### [Supplied entries]
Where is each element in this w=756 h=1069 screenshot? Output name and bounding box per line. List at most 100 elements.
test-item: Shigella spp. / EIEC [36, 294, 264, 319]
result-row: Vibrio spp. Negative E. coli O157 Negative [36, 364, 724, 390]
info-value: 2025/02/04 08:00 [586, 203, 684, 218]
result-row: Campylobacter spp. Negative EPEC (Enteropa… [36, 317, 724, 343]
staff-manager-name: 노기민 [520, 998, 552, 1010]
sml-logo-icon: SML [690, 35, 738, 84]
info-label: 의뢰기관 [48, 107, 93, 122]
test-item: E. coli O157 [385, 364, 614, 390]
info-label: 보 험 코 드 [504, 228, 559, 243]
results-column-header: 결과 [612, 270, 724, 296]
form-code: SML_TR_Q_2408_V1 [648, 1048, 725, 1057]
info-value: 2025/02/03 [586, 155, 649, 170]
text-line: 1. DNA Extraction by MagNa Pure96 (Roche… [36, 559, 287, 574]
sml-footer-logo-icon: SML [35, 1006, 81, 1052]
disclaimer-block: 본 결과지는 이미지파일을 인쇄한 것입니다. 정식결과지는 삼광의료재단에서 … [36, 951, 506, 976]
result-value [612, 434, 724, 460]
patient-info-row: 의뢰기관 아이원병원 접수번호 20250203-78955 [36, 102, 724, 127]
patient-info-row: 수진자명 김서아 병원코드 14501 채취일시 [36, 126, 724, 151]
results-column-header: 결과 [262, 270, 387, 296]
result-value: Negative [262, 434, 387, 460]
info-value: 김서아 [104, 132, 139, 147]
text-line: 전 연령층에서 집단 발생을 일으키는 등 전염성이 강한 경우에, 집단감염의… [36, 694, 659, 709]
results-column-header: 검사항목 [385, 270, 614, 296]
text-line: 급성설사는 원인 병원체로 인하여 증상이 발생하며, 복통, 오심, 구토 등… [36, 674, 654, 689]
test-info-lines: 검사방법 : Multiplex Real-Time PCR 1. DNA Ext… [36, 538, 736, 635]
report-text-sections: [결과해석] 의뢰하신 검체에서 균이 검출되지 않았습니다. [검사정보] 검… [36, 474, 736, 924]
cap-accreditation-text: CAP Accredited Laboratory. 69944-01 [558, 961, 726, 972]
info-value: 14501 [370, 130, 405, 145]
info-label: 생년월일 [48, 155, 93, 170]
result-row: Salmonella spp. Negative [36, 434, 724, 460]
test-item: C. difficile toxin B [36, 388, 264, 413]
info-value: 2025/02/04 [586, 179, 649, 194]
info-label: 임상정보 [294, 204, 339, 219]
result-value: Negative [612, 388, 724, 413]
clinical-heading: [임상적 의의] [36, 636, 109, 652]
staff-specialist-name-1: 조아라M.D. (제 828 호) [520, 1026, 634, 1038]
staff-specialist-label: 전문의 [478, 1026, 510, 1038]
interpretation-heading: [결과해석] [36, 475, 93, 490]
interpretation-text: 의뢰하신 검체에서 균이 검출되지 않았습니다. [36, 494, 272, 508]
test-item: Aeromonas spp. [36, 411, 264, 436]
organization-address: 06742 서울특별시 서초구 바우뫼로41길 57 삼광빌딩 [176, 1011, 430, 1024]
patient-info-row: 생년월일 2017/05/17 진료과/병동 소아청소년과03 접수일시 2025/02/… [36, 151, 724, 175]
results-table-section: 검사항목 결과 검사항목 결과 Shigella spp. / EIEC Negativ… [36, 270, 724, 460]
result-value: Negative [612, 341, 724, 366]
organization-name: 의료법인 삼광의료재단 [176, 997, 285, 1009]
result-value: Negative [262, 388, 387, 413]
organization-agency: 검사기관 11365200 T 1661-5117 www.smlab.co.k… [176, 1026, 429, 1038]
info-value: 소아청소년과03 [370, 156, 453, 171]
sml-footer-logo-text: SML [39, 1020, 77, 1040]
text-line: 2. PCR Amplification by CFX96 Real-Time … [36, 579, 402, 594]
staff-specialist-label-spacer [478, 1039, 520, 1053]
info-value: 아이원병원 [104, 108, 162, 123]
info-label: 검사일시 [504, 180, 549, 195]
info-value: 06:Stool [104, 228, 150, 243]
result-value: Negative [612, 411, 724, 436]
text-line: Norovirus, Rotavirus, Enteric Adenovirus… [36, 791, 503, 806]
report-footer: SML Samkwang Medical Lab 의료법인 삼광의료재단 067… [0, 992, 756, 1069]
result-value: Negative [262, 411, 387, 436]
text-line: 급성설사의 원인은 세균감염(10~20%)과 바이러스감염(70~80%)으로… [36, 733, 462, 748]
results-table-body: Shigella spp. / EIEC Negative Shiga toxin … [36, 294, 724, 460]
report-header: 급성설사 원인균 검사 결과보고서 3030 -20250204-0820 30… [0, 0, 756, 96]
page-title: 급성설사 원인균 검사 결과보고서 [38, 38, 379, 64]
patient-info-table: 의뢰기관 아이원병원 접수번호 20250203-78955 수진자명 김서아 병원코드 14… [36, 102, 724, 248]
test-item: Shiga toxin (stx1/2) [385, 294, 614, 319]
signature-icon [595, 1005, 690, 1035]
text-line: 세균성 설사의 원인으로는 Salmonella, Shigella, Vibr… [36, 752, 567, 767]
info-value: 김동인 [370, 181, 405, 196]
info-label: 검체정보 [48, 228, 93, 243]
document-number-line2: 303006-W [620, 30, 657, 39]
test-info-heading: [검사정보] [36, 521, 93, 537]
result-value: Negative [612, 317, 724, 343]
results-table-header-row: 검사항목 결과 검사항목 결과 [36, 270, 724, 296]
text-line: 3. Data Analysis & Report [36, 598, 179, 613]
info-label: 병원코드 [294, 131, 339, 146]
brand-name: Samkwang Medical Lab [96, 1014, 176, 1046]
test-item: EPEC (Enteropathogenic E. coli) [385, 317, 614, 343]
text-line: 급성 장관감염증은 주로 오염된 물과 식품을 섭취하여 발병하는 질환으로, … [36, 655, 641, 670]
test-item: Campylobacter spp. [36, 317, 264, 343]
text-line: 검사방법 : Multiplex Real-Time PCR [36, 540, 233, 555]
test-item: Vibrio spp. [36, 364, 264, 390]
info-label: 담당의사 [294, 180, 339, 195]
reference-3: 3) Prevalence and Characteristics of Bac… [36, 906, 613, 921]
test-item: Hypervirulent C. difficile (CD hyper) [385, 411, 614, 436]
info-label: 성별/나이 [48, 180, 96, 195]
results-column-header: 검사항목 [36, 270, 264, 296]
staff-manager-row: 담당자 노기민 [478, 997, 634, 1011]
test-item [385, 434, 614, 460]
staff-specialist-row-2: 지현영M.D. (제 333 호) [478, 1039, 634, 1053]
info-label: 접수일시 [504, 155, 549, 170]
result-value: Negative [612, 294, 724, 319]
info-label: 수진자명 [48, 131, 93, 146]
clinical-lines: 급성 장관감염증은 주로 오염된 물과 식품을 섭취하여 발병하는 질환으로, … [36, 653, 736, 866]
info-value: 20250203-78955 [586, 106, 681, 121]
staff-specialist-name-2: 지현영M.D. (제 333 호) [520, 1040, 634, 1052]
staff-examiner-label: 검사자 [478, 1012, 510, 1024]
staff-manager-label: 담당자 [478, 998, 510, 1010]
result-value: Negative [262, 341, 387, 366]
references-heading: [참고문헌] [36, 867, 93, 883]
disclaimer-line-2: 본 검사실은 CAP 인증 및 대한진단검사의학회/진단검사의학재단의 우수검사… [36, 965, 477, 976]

### [What is being asked]
In the records above, find each line with the word "test" and copy it.

### [Solution]
test-item: Shigella spp. / EIEC [36, 294, 264, 319]
test-item: E. coli O157 [385, 364, 614, 390]
test-info-lines: 검사방법 : Multiplex Real-Time PCR 1. DNA Ext… [36, 538, 736, 635]
test-item: C. difficile toxin B [36, 388, 264, 413]
test-item: Aeromonas spp. [36, 411, 264, 436]
test-item: Shiga toxin (stx1/2) [385, 294, 614, 319]
test-info-heading: [검사정보] [36, 521, 93, 537]
test-item: EPEC (Enteropathogenic E. coli) [385, 317, 614, 343]
test-item: Campylobacter spp. [36, 317, 264, 343]
test-item: Vibrio spp. [36, 364, 264, 390]
test-item: Hypervirulent C. difficile (CD hyper) [385, 411, 614, 436]
test-item [385, 434, 614, 460]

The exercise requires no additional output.